* begin Extracted data *

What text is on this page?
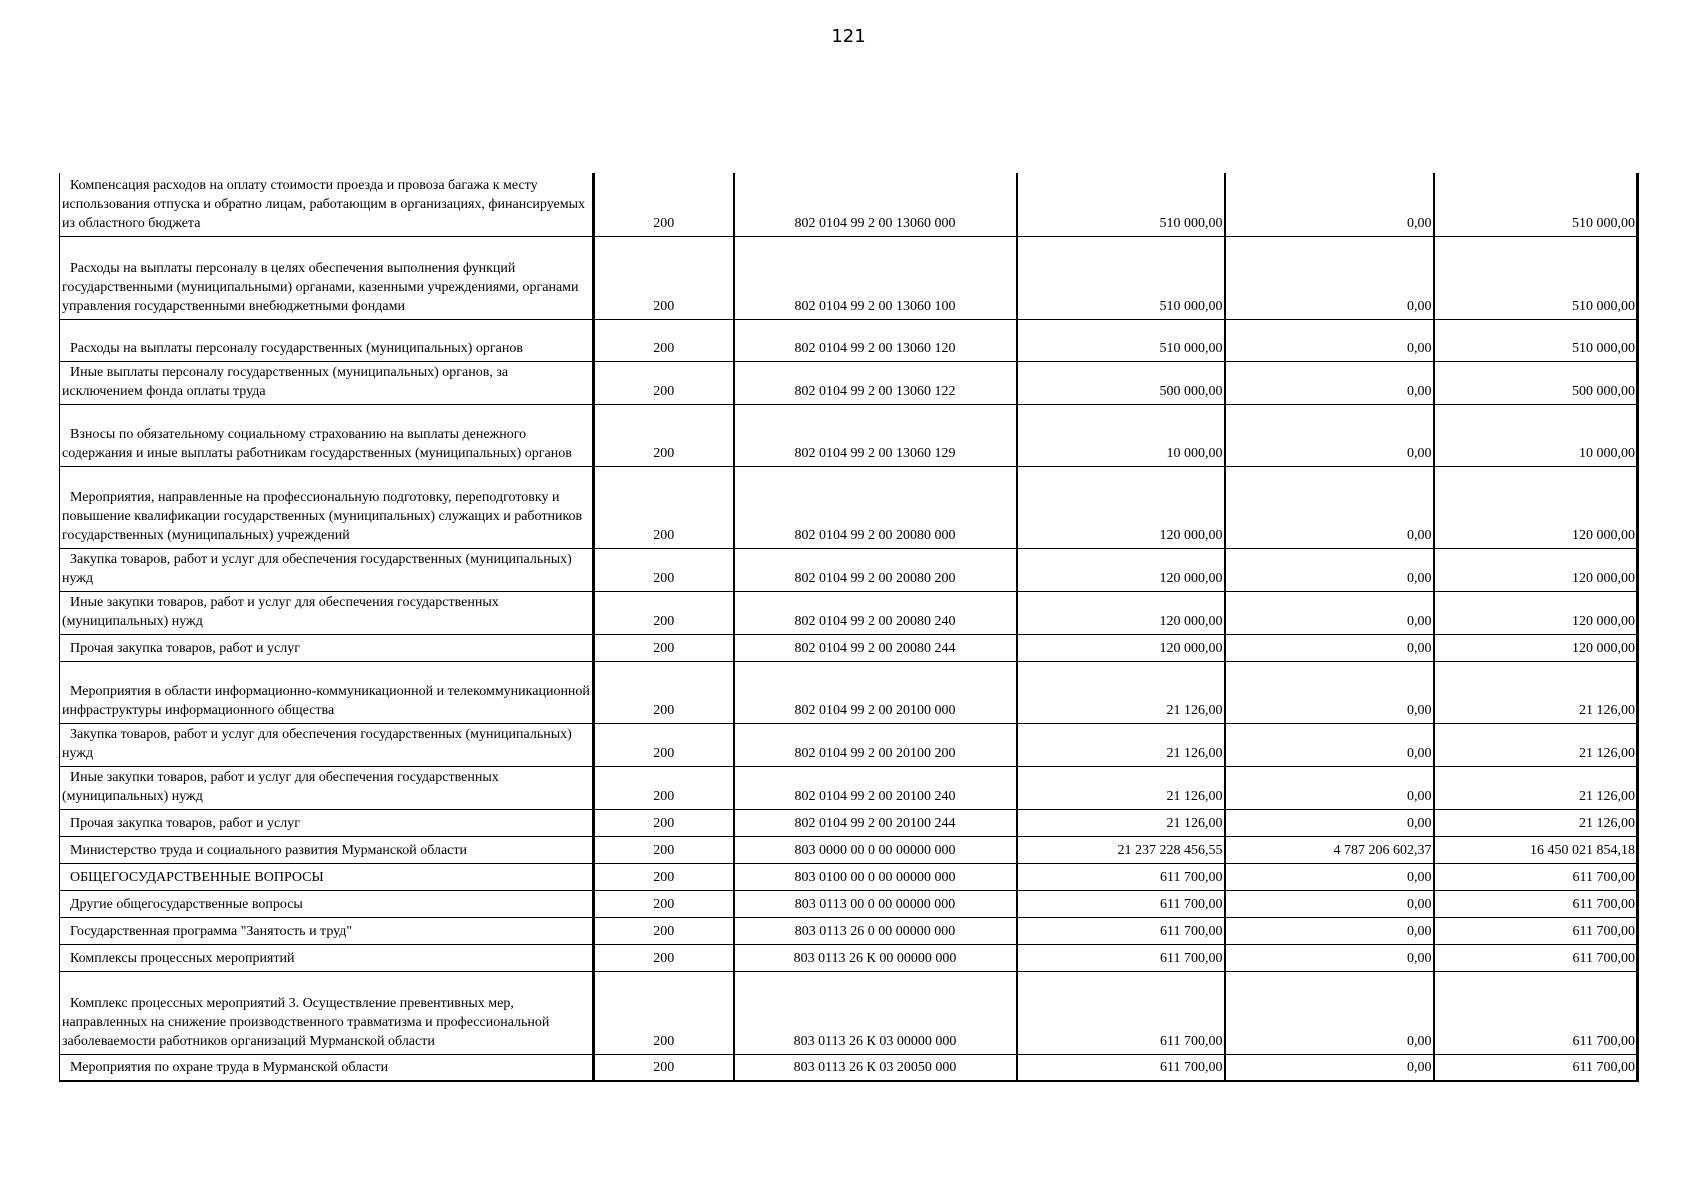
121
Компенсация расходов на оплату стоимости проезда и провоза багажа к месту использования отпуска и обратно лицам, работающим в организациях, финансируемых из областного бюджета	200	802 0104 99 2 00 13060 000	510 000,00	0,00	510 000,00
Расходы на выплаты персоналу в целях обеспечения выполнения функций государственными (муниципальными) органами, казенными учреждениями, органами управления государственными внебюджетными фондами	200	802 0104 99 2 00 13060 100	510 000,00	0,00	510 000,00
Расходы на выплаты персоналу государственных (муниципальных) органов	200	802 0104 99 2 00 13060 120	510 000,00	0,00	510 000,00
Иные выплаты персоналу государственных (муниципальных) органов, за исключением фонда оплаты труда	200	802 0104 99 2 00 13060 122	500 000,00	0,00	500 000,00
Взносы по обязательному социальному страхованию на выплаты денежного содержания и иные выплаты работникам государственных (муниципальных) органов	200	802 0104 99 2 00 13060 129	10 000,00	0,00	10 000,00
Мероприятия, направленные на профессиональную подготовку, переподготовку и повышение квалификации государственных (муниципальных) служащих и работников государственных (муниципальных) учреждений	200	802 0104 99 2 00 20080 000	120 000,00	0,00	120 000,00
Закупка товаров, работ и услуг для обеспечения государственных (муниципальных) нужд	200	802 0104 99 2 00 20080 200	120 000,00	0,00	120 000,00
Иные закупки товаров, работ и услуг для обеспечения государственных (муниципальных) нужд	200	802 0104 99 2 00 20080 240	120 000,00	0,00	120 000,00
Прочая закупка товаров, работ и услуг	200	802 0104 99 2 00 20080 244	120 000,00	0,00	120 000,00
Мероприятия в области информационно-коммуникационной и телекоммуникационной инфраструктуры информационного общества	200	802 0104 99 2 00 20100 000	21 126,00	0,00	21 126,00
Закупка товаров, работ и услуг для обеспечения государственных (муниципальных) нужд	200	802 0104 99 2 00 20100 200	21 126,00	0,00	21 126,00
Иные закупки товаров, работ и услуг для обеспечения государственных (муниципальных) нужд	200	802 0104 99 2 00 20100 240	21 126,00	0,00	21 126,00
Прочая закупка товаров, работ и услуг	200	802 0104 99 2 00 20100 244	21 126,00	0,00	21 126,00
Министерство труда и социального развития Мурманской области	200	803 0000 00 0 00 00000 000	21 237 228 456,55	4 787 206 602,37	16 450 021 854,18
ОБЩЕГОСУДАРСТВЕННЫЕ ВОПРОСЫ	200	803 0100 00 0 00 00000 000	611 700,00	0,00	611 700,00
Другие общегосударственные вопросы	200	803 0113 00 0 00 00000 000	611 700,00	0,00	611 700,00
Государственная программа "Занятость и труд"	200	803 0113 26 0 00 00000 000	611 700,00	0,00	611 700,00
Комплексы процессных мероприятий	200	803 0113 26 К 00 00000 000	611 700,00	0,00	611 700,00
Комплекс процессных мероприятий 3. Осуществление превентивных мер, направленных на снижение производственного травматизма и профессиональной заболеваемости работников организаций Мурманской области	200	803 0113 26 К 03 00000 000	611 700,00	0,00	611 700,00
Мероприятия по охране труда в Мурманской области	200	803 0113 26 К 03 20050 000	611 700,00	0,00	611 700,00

* end Extracted data *

• **To do**: Every record must be copied exactly, with the pictures left out.

• **Reply to the exercise**:
What text is on this page?
121
Компенсация расходов на оплату стоимости проезда и провоза багажа к месту использования отпуска и обратно лицам, работающим в организациях, финансируемых из областного бюджета	200	802 0104 99 2 00 13060 000	510 000,00	0,00	510 000,00
Расходы на выплаты персоналу в целях обеспечения выполнения функций государственными (муниципальными) органами, казенными учреждениями, органами управления государственными внебюджетными фондами	200	802 0104 99 2 00 13060 100	510 000,00	0,00	510 000,00
Расходы на выплаты персоналу государственных (муниципальных) органов	200	802 0104 99 2 00 13060 120	510 000,00	0,00	510 000,00
Иные выплаты персоналу государственных (муниципальных) органов, за исключением фонда оплаты труда	200	802 0104 99 2 00 13060 122	500 000,00	0,00	500 000,00
Взносы по обязательному социальному страхованию на выплаты денежного содержания и иные выплаты работникам государственных (муниципальных) органов	200	802 0104 99 2 00 13060 129	10 000,00	0,00	10 000,00
Мероприятия, направленные на профессиональную подготовку, переподготовку и повышение квалификации государственных (муниципальных) служащих и работников государственных (муниципальных) учреждений	200	802 0104 99 2 00 20080 000	120 000,00	0,00	120 000,00
Закупка товаров, работ и услуг для обеспечения государственных (муниципальных) нужд	200	802 0104 99 2 00 20080 200	120 000,00	0,00	120 000,00
Иные закупки товаров, работ и услуг для обеспечения государственных (муниципальных) нужд	200	802 0104 99 2 00 20080 240	120 000,00	0,00	120 000,00
Прочая закупка товаров, работ и услуг	200	802 0104 99 2 00 20080 244	120 000,00	0,00	120 000,00
Мероприятия в области информационно-коммуникационной и телекоммуникационной инфраструктуры информационного общества	200	802 0104 99 2 00 20100 000	21 126,00	0,00	21 126,00
Закупка товаров, работ и услуг для обеспечения государственных (муниципальных) нужд	200	802 0104 99 2 00 20100 200	21 126,00	0,00	21 126,00
Иные закупки товаров, работ и услуг для обеспечения государственных (муниципальных) нужд	200	802 0104 99 2 00 20100 240	21 126,00	0,00	21 126,00
Прочая закупка товаров, работ и услуг	200	802 0104 99 2 00 20100 244	21 126,00	0,00	21 126,00
Министерство труда и социального развития Мурманской области	200	803 0000 00 0 00 00000 000	21 237 228 456,55	4 787 206 602,37	16 450 021 854,18
ОБЩЕГОСУДАРСТВЕННЫЕ ВОПРОСЫ	200	803 0100 00 0 00 00000 000	611 700,00	0,00	611 700,00
Другие общегосударственные вопросы	200	803 0113 00 0 00 00000 000	611 700,00	0,00	611 700,00
Государственная программа "Занятость и труд"	200	803 0113 26 0 00 00000 000	611 700,00	0,00	611 700,00
Комплексы процессных мероприятий	200	803 0113 26 К 00 00000 000	611 700,00	0,00	611 700,00
Комплекс процессных мероприятий 3. Осуществление превентивных мер, направленных на снижение производственного травматизма и профессиональной заболеваемости работников организаций Мурманской области	200	803 0113 26 К 03 00000 000	611 700,00	0,00	611 700,00
Мероприятия по охране труда в Мурманской области	200	803 0113 26 К 03 20050 000	611 700,00	0,00	611 700,00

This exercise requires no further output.